--- PROVIDED ENTRIES ---

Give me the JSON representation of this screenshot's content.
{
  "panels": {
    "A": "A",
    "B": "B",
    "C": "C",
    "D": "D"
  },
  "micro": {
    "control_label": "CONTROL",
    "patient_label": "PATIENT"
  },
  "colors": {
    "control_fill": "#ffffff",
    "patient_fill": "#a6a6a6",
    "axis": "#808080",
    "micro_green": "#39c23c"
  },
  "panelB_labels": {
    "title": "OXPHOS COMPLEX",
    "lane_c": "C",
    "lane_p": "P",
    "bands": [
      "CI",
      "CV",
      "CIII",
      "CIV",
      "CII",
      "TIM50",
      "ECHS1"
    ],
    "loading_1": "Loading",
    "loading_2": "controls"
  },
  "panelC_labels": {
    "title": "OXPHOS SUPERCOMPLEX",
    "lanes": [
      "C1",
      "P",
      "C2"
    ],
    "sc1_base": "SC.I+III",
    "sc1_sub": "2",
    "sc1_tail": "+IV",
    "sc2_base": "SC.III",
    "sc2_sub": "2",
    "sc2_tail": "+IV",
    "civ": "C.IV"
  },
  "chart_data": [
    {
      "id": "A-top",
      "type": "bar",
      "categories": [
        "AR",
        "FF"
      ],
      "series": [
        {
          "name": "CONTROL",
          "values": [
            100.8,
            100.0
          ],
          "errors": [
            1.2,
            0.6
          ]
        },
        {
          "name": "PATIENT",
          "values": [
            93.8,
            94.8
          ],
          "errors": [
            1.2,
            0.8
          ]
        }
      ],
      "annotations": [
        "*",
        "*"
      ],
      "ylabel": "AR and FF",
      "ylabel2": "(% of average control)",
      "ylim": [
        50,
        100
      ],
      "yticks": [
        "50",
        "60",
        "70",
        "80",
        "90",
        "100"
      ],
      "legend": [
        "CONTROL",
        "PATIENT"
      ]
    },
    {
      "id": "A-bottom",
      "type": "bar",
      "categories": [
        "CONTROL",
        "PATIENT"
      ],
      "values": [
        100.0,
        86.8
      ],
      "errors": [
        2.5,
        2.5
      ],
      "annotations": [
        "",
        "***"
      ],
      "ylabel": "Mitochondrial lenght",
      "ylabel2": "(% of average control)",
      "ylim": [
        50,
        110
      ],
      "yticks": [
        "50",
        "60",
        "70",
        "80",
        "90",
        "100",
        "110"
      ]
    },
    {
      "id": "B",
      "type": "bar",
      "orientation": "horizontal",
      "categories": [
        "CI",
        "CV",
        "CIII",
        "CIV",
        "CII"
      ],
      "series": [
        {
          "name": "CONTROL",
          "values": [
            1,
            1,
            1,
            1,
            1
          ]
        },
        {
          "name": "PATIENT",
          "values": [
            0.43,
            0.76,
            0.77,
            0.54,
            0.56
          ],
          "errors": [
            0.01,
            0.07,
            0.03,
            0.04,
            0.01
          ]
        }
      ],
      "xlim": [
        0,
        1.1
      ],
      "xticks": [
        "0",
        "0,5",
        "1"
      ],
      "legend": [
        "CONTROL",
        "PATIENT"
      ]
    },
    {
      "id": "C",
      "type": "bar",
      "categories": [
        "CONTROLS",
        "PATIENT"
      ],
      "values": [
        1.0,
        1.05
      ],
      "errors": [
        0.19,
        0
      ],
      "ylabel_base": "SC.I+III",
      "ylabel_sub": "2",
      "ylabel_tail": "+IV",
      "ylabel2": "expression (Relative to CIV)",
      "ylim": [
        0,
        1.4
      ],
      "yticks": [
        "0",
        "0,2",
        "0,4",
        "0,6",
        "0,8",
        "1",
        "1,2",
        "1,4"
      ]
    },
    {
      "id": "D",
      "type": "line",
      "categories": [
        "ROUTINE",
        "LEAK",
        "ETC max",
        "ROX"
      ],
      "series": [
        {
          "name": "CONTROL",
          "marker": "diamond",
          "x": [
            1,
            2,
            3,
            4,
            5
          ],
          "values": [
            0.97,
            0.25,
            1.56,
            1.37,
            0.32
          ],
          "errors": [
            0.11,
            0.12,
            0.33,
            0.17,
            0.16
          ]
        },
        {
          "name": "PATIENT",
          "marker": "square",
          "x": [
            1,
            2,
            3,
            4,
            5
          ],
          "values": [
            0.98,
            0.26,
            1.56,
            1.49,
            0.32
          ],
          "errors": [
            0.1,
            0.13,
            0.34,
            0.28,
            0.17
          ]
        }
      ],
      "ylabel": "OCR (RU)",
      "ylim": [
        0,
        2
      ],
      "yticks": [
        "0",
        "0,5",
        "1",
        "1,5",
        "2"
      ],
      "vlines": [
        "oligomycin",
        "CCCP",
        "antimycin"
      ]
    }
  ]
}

---

▶ GOAL OF THE EXERCISE: Copy out the whole listing exactly.

▶ WRITTEN SOLUTION:
Give me the JSON representation of this screenshot's content.
{
  "panels": {
    "A": "A",
    "B": "B",
    "C": "C",
    "D": "D"
  },
  "micro": {
    "control_label": "CONTROL",
    "patient_label": "PATIENT"
  },
  "colors": {
    "control_fill": "#ffffff",
    "patient_fill": "#a6a6a6",
    "axis": "#808080",
    "micro_green": "#39c23c"
  },
  "panelB_labels": {
    "title": "OXPHOS COMPLEX",
    "lane_c": "C",
    "lane_p": "P",
    "bands": [
      "CI",
      "CV",
      "CIII",
      "CIV",
      "CII",
      "TIM50",
      "ECHS1"
    ],
    "loading_1": "Loading",
    "loading_2": "controls"
  },
  "panelC_labels": {
    "title": "OXPHOS SUPERCOMPLEX",
    "lanes": [
      "C1",
      "P",
      "C2"
    ],
    "sc1_base": "SC.I+III",
    "sc1_sub": "2",
    "sc1_tail": "+IV",
    "sc2_base": "SC.III",
    "sc2_sub": "2",
    "sc2_tail": "+IV",
    "civ": "C.IV"
  },
  "chart_data": [
    {
      "id": "A-top",
      "type": "bar",
      "categories": [
        "AR",
        "FF"
      ],
      "series": [
        {
          "name": "CONTROL",
          "values": [
            100.8,
            100.0
          ],
          "errors": [
            1.2,
            0.6
          ]
        },
        {
          "name": "PATIENT",
          "values": [
            93.8,
            94.8
          ],
          "errors": [
            1.2,
            0.8
          ]
        }
      ],
      "annotations": [
        "*",
        "*"
      ],
      "ylabel": "AR and FF",
      "ylabel2": "(% of average control)",
      "ylim": [
        50,
        100
      ],
      "yticks": [
        "50",
        "60",
        "70",
        "80",
        "90",
        "100"
      ],
      "legend": [
        "CONTROL",
        "PATIENT"
      ]
    },
    {
      "id": "A-bottom",
      "type": "bar",
      "categories": [
        "CONTROL",
        "PATIENT"
      ],
      "values": [
        100.0,
        86.8
      ],
      "errors": [
        2.5,
        2.5
      ],
      "annotations": [
        "",
        "***"
      ],
      "ylabel": "Mitochondrial lenght",
      "ylabel2": "(% of average control)",
      "ylim": [
        50,
        110
      ],
      "yticks": [
        "50",
        "60",
        "70",
        "80",
        "90",
        "100",
        "110"
      ]
    },
    {
      "id": "B",
      "type": "bar",
      "orientation": "horizontal",
      "categories": [
        "CI",
        "CV",
        "CIII",
        "CIV",
        "CII"
      ],
      "series": [
        {
          "name": "CONTROL",
          "values": [
            1,
            1,
            1,
            1,
            1
          ]
        },
        {
          "name": "PATIENT",
          "values": [
            0.43,
            0.76,
            0.77,
            0.54,
            0.56
          ],
          "errors": [
            0.01,
            0.07,
            0.03,
            0.04,
            0.01
          ]
        }
      ],
      "xlim": [
        0,
        1.1
      ],
      "xticks": [
        "0",
        "0,5",
        "1"
      ],
      "legend": [
        "CONTROL",
        "PATIENT"
      ]
    },
    {
      "id": "C",
      "type": "bar",
      "categories": [
        "CONTROLS",
        "PATIENT"
      ],
      "values": [
        1.0,
        1.05
      ],
      "errors": [
        0.19,
        0
      ],
      "ylabel_base": "SC.I+III",
      "ylabel_sub": "2",
      "ylabel_tail": "+IV",
      "ylabel2": "expression (Relative to CIV)",
      "ylim": [
        0,
        1.4
      ],
      "yticks": [
        "0",
        "0,2",
        "0,4",
        "0,6",
        "0,8",
        "1",
        "1,2",
        "1,4"
      ]
    },
    {
      "id": "D",
      "type": "line",
      "categories": [
        "ROUTINE",
        "LEAK",
        "ETC max",
        "ROX"
      ],
      "series": [
        {
          "name": "CONTROL",
          "marker": "diamond",
          "x": [
            1,
            2,
            3,
            4,
            5
          ],
          "values": [
            0.97,
            0.25,
            1.56,
            1.37,
            0.32
          ],
          "errors": [
            0.11,
            0.12,
            0.33,
            0.17,
            0.16
          ]
        },
        {
          "name": "PATIENT",
          "marker": "square",
          "x": [
            1,
            2,
            3,
            4,
            5
          ],
          "values": [
            0.98,
            0.26,
            1.56,
            1.49,
            0.32
          ],
          "errors": [
            0.1,
            0.13,
            0.34,
            0.28,
            0.17
          ]
        }
      ],
      "ylabel": "OCR (RU)",
      "ylim": [
        0,
        2
      ],
      "yticks": [
        "0",
        "0,5",
        "1",
        "1,5",
        "2"
      ],
      "vlines": [
        "oligomycin",
        "CCCP",
        "antimycin"
      ]
    }
  ]
}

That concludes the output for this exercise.